*TASK TO CARRY OUT*
Copy every line that holds "dashboard".

═════ DATA LISTING ═════

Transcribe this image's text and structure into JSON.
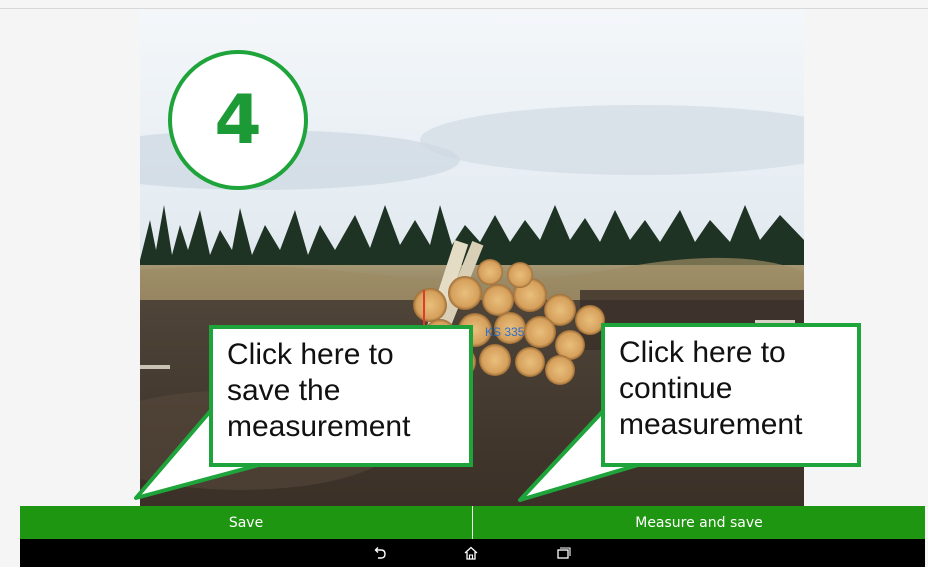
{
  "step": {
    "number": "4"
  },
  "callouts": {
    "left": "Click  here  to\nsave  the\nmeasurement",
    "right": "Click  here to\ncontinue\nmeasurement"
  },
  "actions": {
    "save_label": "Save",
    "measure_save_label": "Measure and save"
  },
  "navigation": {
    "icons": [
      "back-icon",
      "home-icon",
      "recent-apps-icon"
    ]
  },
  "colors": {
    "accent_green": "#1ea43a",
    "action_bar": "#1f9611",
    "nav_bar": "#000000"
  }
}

═════
═════ DATA LISTING ═════

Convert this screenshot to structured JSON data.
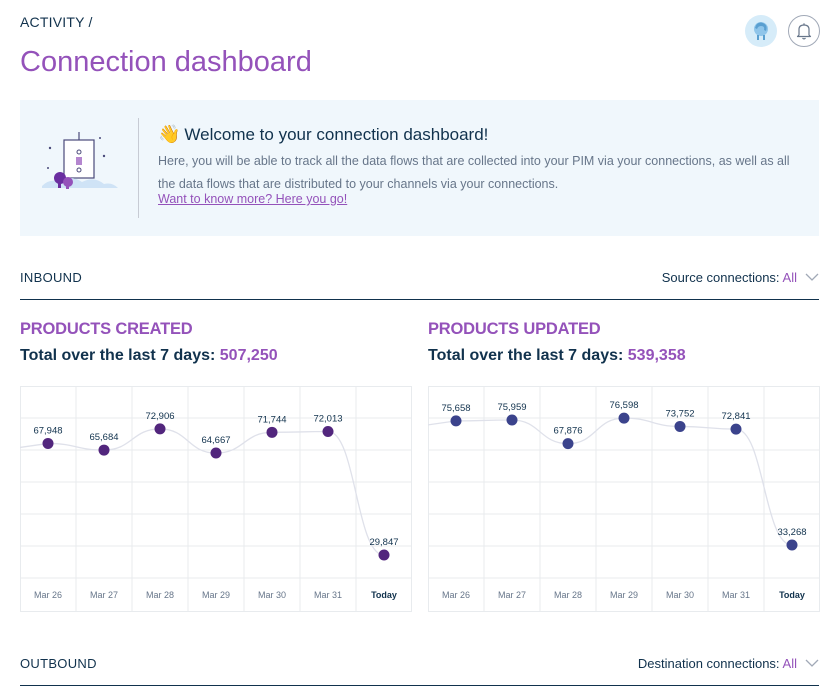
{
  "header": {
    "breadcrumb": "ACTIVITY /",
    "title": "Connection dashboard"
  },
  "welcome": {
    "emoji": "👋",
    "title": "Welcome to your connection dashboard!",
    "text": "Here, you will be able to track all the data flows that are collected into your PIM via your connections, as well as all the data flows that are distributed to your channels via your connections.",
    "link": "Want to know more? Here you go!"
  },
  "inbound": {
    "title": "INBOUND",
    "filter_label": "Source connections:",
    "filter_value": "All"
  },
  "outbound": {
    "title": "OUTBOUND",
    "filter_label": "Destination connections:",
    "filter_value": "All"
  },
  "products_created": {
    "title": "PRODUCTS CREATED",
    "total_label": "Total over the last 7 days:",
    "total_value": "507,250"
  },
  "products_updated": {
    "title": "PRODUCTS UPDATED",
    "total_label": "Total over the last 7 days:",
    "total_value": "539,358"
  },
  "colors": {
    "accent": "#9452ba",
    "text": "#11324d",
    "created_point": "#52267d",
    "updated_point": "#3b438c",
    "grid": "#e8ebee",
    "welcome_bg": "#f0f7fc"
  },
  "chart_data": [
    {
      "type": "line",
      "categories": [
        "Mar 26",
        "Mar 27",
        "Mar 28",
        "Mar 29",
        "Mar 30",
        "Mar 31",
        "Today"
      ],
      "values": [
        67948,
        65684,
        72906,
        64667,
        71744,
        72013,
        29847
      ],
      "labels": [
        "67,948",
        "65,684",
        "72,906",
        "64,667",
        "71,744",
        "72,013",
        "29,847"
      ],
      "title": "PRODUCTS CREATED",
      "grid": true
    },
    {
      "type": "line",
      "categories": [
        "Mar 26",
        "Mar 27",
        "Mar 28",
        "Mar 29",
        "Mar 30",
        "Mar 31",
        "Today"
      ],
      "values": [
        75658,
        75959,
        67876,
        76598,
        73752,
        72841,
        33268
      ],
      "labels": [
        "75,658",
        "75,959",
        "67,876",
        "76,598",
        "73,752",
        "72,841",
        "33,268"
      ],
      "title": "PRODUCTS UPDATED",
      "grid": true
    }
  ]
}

═════

*RESULT OF THIS TASK*
    "title": "Connection dashboard"
    "title": "Welcome to your connection dashboard!",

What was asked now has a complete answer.